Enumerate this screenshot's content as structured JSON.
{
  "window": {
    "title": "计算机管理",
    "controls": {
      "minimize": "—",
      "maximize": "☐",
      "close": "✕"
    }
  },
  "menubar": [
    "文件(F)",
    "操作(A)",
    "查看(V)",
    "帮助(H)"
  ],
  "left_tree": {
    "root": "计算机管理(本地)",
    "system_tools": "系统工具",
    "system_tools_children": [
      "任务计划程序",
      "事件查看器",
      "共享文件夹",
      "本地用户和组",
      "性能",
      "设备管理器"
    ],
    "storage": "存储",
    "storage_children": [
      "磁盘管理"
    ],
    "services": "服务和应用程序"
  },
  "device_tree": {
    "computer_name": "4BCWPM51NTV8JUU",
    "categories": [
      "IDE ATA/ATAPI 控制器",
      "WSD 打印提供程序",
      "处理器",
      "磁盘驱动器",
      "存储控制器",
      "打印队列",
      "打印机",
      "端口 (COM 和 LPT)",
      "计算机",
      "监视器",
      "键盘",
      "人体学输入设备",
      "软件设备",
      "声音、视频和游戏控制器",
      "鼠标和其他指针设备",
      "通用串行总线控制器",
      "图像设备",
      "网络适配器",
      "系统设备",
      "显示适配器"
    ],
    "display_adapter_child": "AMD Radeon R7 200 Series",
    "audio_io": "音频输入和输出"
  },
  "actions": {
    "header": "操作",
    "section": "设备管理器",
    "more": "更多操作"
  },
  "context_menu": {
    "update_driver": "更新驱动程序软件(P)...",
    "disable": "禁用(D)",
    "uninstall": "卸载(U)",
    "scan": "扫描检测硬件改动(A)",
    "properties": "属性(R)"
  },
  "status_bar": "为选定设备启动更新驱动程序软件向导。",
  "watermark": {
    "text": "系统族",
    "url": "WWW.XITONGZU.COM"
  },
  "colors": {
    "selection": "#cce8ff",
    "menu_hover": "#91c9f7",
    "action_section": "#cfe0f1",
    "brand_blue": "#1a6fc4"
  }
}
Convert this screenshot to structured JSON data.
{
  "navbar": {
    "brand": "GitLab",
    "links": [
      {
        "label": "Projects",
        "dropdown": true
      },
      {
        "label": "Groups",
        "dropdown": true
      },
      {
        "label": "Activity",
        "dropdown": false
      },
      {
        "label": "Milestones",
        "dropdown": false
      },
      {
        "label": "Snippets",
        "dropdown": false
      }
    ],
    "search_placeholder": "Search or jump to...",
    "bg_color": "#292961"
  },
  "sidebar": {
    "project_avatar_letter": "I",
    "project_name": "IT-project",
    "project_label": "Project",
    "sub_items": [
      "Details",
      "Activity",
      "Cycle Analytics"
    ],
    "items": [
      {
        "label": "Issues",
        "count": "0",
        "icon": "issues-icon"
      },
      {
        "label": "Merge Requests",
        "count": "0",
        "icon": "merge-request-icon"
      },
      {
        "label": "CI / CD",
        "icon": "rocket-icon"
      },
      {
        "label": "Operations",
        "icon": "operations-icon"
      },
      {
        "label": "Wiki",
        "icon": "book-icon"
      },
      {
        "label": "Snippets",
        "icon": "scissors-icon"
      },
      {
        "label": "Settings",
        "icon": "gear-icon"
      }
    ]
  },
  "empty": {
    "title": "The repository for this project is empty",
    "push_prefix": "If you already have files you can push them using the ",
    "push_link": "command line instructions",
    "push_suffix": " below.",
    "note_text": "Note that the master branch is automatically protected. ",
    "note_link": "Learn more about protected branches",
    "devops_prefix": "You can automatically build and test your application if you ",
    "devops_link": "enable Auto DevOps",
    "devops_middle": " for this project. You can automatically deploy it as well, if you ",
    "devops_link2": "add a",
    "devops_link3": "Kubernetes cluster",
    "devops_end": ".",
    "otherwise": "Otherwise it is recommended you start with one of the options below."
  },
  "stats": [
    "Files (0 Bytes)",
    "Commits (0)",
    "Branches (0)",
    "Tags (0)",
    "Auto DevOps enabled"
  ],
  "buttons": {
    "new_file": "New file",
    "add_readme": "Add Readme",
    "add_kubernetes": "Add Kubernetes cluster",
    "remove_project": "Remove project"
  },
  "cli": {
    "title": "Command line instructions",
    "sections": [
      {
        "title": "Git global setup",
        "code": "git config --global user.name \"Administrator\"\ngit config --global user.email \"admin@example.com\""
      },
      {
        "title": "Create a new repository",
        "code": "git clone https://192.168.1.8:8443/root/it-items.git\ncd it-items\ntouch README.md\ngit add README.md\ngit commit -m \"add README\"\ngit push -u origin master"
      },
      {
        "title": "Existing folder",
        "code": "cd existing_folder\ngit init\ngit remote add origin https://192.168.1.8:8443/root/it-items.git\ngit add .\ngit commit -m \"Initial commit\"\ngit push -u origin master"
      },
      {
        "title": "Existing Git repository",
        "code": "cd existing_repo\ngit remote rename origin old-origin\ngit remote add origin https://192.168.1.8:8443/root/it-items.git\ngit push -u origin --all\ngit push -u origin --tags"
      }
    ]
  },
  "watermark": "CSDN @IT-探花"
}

### Problem to work on
Find every line in the records that has the string "remote", then state how many there are and nothing else.

### Result for this exercise
2